GIVEN PROBLEM
Copy the entries verbatim from the first line down to and including the line with "row-name-cell: Образование [41,209,567,225]".

RECORDED DATA
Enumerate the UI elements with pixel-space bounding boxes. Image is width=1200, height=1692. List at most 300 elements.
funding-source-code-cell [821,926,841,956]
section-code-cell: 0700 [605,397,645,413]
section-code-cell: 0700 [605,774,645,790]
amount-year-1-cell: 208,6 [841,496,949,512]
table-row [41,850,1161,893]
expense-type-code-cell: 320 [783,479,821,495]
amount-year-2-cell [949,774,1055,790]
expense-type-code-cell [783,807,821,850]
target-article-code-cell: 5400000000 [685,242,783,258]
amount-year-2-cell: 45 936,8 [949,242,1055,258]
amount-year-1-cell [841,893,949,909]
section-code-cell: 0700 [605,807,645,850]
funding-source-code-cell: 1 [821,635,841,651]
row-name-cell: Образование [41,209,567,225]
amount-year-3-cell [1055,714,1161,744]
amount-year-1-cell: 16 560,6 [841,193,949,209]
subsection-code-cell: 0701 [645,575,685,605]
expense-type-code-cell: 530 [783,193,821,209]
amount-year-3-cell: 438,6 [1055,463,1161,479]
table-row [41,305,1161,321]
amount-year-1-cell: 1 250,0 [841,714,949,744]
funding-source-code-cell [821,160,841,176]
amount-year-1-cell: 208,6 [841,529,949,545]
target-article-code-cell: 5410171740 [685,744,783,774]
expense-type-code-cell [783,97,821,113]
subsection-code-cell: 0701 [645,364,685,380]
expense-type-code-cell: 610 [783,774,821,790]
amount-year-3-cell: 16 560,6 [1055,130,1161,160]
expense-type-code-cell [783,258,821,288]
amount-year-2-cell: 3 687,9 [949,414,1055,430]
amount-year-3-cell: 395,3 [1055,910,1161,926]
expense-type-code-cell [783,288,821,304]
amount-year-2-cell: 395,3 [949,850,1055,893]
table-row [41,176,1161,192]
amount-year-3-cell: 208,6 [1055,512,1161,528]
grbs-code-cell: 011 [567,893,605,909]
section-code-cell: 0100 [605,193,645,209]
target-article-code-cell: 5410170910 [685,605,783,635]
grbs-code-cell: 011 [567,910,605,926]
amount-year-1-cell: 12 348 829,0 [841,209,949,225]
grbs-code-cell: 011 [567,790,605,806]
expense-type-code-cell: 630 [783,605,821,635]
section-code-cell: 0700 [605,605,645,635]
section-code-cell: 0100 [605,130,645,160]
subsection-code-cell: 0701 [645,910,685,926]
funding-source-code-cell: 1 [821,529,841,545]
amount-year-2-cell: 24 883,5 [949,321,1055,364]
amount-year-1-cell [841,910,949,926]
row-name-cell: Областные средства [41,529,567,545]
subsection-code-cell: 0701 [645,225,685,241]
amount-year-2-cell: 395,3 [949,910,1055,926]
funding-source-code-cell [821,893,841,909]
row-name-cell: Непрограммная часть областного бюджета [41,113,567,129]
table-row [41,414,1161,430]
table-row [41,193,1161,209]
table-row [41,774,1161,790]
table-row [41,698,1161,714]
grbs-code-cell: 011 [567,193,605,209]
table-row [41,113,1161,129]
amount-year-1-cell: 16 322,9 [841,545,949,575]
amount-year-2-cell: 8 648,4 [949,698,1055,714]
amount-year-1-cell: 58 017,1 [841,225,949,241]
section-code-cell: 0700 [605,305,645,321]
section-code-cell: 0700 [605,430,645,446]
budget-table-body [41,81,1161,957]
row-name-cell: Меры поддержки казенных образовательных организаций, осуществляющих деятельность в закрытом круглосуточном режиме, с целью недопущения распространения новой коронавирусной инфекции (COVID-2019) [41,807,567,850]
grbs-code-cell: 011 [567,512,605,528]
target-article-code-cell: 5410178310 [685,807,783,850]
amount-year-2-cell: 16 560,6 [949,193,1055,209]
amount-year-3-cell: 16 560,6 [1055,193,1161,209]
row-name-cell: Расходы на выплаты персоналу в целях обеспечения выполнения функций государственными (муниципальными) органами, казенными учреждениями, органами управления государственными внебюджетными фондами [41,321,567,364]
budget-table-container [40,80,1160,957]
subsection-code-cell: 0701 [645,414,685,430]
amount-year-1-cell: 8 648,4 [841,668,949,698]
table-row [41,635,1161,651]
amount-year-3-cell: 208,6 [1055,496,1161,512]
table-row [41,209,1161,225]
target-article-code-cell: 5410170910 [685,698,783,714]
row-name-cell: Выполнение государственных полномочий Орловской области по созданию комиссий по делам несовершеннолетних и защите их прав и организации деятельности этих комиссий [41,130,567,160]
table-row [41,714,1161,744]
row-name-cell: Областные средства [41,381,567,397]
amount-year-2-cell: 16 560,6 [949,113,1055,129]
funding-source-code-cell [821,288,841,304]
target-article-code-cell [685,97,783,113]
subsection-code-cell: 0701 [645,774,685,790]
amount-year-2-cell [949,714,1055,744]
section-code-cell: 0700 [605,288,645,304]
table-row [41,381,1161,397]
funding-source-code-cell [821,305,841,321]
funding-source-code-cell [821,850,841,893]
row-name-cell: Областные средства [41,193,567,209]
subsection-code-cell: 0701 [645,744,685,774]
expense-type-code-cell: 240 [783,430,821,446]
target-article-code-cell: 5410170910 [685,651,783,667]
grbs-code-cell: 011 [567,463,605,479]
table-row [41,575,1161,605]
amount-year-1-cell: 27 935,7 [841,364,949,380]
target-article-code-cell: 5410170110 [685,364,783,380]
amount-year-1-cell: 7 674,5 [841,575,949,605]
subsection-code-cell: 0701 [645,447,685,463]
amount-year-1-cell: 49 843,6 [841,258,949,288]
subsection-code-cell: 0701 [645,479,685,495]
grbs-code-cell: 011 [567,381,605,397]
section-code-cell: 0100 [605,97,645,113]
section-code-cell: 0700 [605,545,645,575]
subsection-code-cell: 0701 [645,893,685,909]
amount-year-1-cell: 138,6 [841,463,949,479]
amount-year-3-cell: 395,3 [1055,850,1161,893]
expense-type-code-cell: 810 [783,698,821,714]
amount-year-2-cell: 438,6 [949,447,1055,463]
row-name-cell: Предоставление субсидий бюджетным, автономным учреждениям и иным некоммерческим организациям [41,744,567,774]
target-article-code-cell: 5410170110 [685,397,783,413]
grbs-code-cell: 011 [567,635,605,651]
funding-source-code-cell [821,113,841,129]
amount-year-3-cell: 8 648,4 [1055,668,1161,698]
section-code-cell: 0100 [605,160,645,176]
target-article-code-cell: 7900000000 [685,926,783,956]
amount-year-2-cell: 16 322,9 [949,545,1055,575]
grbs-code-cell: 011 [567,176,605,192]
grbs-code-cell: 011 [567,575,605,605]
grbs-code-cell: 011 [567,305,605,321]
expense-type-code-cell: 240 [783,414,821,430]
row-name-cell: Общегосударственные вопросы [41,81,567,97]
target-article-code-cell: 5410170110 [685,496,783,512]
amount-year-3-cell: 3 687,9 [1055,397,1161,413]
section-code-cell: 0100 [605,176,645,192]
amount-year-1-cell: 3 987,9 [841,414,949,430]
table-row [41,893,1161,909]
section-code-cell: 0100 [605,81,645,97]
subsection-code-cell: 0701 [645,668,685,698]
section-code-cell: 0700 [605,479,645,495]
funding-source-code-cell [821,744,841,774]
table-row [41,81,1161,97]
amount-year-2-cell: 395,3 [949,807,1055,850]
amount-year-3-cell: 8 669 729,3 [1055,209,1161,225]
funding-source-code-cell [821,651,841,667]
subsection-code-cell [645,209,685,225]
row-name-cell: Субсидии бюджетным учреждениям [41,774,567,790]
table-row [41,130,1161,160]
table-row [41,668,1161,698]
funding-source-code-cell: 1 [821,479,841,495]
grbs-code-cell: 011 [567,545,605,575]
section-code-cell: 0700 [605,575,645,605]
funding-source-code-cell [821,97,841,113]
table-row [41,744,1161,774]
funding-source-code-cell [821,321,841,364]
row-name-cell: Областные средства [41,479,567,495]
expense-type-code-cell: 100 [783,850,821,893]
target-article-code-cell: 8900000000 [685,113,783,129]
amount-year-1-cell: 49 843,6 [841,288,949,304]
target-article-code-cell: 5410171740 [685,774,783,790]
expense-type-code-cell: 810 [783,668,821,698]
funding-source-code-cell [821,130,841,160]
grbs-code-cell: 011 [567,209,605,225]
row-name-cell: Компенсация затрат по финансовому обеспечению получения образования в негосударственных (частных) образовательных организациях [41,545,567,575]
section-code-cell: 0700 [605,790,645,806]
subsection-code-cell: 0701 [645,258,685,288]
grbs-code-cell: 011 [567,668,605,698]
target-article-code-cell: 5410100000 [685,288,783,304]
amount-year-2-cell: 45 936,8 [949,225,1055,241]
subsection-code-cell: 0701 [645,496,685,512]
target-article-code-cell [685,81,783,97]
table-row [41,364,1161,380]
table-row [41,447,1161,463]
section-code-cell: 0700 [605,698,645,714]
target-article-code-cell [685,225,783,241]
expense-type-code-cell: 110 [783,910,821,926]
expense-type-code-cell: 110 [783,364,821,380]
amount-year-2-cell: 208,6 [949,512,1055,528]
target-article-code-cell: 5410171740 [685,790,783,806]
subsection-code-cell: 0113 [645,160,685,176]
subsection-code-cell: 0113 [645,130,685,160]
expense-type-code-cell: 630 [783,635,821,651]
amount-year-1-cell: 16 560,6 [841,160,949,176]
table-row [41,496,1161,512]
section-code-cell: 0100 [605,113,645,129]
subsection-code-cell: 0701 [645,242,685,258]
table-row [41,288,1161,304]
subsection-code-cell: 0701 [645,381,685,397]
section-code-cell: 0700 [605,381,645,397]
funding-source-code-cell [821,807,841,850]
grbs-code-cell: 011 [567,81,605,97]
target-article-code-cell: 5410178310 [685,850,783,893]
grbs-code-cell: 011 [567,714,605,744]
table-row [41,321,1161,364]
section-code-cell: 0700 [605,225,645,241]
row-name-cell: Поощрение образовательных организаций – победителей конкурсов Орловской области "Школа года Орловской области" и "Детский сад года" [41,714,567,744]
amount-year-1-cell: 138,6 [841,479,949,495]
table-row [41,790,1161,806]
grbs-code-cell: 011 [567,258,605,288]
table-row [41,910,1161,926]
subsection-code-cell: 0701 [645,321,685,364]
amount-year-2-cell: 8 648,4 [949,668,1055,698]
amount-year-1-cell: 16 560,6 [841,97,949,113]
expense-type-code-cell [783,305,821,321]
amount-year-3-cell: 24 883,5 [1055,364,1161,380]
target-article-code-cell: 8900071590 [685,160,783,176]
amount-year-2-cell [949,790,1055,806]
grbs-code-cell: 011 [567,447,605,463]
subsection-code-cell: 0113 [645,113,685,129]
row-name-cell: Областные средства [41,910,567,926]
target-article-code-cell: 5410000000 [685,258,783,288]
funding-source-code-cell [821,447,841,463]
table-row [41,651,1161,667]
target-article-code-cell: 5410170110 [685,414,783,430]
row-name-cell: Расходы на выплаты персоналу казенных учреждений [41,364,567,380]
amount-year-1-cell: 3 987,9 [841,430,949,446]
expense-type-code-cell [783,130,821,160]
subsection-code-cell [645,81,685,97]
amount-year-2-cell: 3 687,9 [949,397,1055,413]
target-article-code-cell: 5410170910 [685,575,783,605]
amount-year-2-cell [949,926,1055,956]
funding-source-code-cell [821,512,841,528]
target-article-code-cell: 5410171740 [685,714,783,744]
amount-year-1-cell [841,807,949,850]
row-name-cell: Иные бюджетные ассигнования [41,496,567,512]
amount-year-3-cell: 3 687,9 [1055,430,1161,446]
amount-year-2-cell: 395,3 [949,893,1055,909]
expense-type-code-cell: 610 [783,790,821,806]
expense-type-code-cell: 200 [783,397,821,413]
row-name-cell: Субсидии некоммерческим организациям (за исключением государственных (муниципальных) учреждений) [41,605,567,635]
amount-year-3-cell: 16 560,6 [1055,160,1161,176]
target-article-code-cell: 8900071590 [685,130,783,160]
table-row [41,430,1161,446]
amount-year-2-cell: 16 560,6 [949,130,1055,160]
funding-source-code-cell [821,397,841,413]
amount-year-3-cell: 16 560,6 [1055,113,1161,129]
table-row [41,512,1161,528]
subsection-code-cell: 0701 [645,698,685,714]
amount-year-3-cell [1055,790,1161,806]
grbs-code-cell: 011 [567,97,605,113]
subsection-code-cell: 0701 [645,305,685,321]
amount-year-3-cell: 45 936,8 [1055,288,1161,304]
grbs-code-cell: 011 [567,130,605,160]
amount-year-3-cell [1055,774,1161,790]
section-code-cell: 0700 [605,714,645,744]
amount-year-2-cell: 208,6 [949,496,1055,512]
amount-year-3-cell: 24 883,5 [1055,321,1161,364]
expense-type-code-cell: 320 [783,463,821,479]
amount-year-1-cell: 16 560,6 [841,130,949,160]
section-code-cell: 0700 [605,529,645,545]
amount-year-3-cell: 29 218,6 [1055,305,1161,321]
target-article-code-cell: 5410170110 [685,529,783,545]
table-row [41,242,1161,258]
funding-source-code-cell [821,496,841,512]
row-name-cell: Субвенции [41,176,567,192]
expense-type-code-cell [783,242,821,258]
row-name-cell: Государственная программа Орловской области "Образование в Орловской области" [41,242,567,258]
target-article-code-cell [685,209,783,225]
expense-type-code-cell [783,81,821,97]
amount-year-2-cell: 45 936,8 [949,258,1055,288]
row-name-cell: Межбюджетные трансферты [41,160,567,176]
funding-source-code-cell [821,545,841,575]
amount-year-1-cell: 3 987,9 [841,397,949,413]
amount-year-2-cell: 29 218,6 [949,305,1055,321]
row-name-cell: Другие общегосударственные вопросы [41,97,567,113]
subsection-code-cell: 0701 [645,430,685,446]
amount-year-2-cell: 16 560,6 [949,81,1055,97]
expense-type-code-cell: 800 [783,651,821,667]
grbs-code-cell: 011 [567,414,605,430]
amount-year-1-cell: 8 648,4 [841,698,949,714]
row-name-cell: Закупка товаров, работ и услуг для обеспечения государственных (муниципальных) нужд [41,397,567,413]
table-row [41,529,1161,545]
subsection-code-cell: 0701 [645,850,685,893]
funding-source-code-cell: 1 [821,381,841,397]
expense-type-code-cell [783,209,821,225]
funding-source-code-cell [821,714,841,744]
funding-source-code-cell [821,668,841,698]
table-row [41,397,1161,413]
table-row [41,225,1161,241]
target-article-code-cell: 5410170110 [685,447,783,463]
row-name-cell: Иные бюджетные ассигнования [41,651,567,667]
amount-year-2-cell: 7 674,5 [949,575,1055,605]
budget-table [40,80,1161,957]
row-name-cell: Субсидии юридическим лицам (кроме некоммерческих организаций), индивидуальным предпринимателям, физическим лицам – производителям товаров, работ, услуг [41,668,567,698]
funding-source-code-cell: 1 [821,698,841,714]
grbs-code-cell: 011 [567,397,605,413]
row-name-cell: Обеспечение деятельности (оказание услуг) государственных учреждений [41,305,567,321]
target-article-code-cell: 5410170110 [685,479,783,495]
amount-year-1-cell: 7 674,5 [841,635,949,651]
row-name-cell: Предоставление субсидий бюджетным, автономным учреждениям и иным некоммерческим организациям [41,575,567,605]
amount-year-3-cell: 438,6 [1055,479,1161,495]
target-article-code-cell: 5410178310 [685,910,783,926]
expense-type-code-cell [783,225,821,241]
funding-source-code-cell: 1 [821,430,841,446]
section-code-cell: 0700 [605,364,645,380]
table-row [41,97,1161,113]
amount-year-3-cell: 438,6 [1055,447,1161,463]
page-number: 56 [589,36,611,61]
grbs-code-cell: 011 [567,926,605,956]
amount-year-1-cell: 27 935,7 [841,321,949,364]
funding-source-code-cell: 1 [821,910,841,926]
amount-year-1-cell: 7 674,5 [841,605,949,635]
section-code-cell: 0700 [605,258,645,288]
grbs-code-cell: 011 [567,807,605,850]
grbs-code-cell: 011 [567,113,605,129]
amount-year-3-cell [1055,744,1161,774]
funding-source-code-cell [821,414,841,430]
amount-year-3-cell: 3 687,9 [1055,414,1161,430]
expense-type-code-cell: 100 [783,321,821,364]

CORRECT RESPONSE
Enumerate the UI elements with pixel-space bounding boxes. Image is width=1200, height=1692. List at most 300 elements.
funding-source-code-cell [821,926,841,956]
section-code-cell: 0700 [605,397,645,413]
section-code-cell: 0700 [605,774,645,790]
amount-year-1-cell: 208,6 [841,496,949,512]
table-row [41,850,1161,893]
expense-type-code-cell: 320 [783,479,821,495]
amount-year-2-cell [949,774,1055,790]
expense-type-code-cell [783,807,821,850]
target-article-code-cell: 5400000000 [685,242,783,258]
amount-year-2-cell: 45 936,8 [949,242,1055,258]
amount-year-1-cell [841,893,949,909]
section-code-cell: 0700 [605,807,645,850]
funding-source-code-cell: 1 [821,635,841,651]
row-name-cell: Образование [41,209,567,225]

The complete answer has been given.